▶ TASK PROMPT: Count lines, not occurrences: give the number of lines holding the word "interested", and nothing besides.

----

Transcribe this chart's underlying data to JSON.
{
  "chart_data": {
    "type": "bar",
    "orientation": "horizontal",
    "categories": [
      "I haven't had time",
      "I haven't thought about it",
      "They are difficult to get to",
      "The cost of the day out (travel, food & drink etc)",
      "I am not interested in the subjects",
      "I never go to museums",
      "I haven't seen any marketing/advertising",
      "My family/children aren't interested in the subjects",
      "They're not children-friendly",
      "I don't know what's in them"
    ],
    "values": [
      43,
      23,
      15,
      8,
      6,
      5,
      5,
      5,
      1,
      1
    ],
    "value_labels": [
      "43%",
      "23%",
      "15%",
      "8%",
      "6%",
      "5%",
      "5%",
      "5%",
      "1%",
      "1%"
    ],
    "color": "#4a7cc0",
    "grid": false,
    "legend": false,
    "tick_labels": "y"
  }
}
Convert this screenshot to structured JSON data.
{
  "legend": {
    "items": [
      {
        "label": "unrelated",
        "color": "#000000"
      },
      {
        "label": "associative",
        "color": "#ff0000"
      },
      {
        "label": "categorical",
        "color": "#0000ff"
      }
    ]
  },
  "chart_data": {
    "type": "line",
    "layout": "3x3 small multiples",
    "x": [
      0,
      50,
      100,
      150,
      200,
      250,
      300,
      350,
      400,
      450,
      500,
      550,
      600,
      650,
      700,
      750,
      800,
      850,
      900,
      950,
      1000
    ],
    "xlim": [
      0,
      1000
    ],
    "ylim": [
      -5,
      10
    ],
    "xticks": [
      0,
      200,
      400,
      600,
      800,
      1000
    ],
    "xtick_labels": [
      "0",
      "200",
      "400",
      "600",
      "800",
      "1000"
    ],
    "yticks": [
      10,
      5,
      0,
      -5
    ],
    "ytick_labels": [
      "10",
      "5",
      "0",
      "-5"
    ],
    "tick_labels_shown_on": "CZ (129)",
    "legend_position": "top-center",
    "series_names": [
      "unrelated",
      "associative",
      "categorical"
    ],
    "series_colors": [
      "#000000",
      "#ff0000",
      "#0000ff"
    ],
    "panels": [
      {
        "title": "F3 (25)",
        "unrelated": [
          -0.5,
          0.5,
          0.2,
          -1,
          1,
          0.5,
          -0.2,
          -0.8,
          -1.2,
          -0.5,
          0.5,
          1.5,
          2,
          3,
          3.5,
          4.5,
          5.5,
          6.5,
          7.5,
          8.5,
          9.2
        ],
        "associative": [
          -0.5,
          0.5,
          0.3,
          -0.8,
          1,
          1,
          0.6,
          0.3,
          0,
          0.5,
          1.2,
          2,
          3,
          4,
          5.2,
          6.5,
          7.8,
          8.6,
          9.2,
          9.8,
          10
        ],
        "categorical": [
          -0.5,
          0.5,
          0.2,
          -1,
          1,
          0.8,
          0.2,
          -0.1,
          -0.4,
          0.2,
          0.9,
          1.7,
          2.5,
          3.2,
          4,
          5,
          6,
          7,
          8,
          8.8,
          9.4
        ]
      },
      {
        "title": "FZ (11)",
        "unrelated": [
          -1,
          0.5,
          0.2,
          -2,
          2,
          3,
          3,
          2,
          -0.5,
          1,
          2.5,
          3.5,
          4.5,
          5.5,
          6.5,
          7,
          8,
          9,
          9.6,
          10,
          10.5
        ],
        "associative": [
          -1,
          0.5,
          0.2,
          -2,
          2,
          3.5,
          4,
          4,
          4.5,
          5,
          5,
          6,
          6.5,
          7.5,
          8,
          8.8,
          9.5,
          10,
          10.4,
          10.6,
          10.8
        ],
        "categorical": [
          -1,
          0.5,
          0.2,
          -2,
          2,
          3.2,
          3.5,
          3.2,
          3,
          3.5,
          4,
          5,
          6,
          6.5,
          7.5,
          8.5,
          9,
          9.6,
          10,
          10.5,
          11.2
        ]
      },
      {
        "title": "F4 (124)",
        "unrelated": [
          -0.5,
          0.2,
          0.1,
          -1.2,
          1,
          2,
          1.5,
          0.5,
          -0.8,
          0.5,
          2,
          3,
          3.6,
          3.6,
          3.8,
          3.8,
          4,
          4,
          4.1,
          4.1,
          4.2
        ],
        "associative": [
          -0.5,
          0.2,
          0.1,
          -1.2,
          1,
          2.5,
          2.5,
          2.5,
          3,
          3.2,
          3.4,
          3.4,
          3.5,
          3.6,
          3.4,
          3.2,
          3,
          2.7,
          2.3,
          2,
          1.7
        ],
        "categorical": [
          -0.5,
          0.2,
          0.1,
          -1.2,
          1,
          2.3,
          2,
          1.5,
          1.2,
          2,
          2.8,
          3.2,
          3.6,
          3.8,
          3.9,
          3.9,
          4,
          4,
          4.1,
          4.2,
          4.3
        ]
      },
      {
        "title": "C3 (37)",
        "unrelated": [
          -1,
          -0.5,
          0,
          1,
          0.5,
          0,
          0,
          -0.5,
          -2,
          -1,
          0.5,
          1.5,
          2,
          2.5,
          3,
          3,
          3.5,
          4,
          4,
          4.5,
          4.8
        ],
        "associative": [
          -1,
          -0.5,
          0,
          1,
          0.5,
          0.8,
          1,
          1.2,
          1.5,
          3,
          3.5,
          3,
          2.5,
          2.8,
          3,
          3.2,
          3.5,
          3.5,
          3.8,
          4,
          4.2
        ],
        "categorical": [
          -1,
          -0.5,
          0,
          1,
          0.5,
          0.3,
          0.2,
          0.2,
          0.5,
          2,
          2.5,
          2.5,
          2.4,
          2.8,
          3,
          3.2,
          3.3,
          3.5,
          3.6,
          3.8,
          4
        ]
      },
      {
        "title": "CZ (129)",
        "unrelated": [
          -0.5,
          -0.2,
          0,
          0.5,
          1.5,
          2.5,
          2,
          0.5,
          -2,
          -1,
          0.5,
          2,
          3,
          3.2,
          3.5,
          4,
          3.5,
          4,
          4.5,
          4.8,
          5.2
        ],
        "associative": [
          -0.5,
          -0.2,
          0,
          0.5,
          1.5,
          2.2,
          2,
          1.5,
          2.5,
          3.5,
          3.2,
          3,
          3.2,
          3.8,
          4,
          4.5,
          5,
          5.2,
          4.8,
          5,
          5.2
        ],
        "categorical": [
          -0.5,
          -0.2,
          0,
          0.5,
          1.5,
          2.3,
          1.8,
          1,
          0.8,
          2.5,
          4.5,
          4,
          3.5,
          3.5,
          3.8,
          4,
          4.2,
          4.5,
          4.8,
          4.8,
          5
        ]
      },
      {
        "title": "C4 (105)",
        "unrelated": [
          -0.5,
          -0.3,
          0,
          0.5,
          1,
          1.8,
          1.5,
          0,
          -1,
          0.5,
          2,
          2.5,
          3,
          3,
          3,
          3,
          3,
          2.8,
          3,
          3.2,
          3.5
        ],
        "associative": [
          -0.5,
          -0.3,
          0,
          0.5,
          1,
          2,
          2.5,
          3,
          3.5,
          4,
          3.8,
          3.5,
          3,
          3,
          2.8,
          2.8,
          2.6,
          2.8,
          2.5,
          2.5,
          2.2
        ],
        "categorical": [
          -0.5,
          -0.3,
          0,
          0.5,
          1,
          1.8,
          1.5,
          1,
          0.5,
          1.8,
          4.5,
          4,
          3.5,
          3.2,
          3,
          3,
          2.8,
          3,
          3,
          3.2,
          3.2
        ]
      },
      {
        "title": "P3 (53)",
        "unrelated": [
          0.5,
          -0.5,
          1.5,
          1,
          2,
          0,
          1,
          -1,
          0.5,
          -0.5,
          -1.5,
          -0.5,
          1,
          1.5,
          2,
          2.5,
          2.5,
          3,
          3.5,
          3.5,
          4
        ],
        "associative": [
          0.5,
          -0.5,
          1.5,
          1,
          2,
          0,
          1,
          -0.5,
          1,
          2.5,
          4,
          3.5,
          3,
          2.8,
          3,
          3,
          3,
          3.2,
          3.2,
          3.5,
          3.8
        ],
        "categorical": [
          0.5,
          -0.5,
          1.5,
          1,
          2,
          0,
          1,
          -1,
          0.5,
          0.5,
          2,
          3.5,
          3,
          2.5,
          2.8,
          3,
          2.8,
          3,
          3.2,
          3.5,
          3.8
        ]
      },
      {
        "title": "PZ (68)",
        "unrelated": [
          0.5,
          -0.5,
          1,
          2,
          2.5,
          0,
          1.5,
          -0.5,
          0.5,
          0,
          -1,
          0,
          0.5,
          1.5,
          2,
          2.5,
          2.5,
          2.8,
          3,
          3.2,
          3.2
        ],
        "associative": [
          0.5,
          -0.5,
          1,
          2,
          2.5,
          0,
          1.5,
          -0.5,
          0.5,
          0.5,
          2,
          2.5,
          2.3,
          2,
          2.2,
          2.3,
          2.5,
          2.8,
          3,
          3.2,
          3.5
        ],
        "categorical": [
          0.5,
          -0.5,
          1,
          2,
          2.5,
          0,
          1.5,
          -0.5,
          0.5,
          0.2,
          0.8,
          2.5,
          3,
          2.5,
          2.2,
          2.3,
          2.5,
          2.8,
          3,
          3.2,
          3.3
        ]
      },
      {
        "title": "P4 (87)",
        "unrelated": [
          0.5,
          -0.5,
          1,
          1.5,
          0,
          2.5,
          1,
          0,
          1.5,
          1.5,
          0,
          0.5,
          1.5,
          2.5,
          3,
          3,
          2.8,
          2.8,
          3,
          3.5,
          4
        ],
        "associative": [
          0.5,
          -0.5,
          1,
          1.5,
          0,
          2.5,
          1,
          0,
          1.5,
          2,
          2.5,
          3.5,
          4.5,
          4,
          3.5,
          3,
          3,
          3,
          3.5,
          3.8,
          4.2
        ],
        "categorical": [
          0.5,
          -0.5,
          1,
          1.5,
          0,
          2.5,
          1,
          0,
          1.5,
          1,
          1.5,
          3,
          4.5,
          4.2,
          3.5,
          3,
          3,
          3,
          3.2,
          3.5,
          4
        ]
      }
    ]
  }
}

----

▶ ANSWER IN FULL: 2